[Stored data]
_ _ _ _

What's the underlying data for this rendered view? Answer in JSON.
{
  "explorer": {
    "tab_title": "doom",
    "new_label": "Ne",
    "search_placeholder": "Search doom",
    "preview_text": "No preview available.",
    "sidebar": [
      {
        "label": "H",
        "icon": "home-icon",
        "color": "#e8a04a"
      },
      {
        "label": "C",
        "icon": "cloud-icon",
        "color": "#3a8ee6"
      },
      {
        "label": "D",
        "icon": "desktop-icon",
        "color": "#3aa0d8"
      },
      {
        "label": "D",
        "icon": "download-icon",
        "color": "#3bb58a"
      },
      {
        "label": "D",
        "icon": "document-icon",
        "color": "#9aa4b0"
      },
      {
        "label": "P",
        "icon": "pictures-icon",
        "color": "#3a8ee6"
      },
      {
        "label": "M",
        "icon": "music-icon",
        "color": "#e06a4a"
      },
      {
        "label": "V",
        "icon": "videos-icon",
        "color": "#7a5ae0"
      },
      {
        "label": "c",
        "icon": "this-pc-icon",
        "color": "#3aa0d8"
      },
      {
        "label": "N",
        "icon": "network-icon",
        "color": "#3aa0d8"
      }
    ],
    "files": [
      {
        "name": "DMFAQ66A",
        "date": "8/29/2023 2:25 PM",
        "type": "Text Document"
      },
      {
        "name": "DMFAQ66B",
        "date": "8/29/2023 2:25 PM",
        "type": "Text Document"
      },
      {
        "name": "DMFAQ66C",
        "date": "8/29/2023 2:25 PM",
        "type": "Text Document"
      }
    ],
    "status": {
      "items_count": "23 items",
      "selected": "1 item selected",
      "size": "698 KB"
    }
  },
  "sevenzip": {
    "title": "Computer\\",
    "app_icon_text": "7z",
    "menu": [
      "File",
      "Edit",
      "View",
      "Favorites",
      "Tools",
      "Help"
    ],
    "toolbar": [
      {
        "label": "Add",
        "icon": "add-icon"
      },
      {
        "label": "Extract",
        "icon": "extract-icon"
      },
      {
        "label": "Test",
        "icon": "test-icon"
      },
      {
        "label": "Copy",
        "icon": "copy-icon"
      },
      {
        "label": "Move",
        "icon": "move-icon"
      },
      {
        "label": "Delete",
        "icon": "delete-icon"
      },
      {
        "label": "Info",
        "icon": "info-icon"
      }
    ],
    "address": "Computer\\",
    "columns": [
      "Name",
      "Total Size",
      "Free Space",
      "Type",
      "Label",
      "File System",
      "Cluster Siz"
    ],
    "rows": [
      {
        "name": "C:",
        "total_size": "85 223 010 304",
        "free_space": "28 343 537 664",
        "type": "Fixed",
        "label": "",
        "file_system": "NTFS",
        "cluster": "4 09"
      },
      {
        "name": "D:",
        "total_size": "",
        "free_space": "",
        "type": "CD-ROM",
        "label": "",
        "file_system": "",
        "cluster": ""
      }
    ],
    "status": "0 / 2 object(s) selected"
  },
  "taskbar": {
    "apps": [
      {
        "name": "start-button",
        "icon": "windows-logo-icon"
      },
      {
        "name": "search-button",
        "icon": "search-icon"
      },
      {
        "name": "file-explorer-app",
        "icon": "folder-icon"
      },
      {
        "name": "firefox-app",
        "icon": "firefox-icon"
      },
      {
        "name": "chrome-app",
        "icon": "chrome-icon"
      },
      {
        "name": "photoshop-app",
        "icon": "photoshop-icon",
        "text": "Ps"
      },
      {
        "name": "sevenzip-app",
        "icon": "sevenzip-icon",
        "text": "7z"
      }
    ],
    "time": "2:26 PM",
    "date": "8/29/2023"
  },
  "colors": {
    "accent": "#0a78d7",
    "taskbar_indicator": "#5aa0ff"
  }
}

_ _ _ _

### Prompt
Reproduce all of the material above word for word.

### Written solution
What's the underlying data for this rendered view? Answer in JSON.
{
  "explorer": {
    "tab_title": "doom",
    "new_label": "Ne",
    "search_placeholder": "Search doom",
    "preview_text": "No preview available.",
    "sidebar": [
      {
        "label": "H",
        "icon": "home-icon",
        "color": "#e8a04a"
      },
      {
        "label": "C",
        "icon": "cloud-icon",
        "color": "#3a8ee6"
      },
      {
        "label": "D",
        "icon": "desktop-icon",
        "color": "#3aa0d8"
      },
      {
        "label": "D",
        "icon": "download-icon",
        "color": "#3bb58a"
      },
      {
        "label": "D",
        "icon": "document-icon",
        "color": "#9aa4b0"
      },
      {
        "label": "P",
        "icon": "pictures-icon",
        "color": "#3a8ee6"
      },
      {
        "label": "M",
        "icon": "music-icon",
        "color": "#e06a4a"
      },
      {
        "label": "V",
        "icon": "videos-icon",
        "color": "#7a5ae0"
      },
      {
        "label": "c",
        "icon": "this-pc-icon",
        "color": "#3aa0d8"
      },
      {
        "label": "N",
        "icon": "network-icon",
        "color": "#3aa0d8"
      }
    ],
    "files": [
      {
        "name": "DMFAQ66A",
        "date": "8/29/2023 2:25 PM",
        "type": "Text Document"
      },
      {
        "name": "DMFAQ66B",
        "date": "8/29/2023 2:25 PM",
        "type": "Text Document"
      },
      {
        "name": "DMFAQ66C",
        "date": "8/29/2023 2:25 PM",
        "type": "Text Document"
      }
    ],
    "status": {
      "items_count": "23 items",
      "selected": "1 item selected",
      "size": "698 KB"
    }
  },
  "sevenzip": {
    "title": "Computer\\",
    "app_icon_text": "7z",
    "menu": [
      "File",
      "Edit",
      "View",
      "Favorites",
      "Tools",
      "Help"
    ],
    "toolbar": [
      {
        "label": "Add",
        "icon": "add-icon"
      },
      {
        "label": "Extract",
        "icon": "extract-icon"
      },
      {
        "label": "Test",
        "icon": "test-icon"
      },
      {
        "label": "Copy",
        "icon": "copy-icon"
      },
      {
        "label": "Move",
        "icon": "move-icon"
      },
      {
        "label": "Delete",
        "icon": "delete-icon"
      },
      {
        "label": "Info",
        "icon": "info-icon"
      }
    ],
    "address": "Computer\\",
    "columns": [
      "Name",
      "Total Size",
      "Free Space",
      "Type",
      "Label",
      "File System",
      "Cluster Siz"
    ],
    "rows": [
      {
        "name": "C:",
        "total_size": "85 223 010 304",
        "free_space": "28 343 537 664",
        "type": "Fixed",
        "label": "",
        "file_system": "NTFS",
        "cluster": "4 09"
      },
      {
        "name": "D:",
        "total_size": "",
        "free_space": "",
        "type": "CD-ROM",
        "label": "",
        "file_system": "",
        "cluster": ""
      }
    ],
    "status": "0 / 2 object(s) selected"
  },
  "taskbar": {
    "apps": [
      {
        "name": "start-button",
        "icon": "windows-logo-icon"
      },
      {
        "name": "search-button",
        "icon": "search-icon"
      },
      {
        "name": "file-explorer-app",
        "icon": "folder-icon"
      },
      {
        "name": "firefox-app",
        "icon": "firefox-icon"
      },
      {
        "name": "chrome-app",
        "icon": "chrome-icon"
      },
      {
        "name": "photoshop-app",
        "icon": "photoshop-icon",
        "text": "Ps"
      },
      {
        "name": "sevenzip-app",
        "icon": "sevenzip-icon",
        "text": "7z"
      }
    ],
    "time": "2:26 PM",
    "date": "8/29/2023"
  },
  "colors": {
    "accent": "#0a78d7",
    "taskbar_indicator": "#5aa0ff"
  }
}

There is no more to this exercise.